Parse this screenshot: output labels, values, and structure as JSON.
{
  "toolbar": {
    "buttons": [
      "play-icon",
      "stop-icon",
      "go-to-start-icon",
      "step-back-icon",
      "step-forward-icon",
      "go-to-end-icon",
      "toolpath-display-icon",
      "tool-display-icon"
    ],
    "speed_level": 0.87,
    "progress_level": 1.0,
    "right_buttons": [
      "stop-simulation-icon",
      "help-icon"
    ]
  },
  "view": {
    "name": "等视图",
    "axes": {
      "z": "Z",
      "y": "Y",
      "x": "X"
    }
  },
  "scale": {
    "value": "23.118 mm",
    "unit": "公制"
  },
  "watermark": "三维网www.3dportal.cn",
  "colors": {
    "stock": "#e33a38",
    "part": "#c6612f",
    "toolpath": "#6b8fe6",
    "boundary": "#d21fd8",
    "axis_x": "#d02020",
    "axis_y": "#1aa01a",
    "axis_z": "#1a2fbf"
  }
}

Instructions for the task:
From the entries above, copy every line containing the word "toolpath".

Correct answer:
      "toolpath-display-icon",
    "toolpath": "#6b8fe6",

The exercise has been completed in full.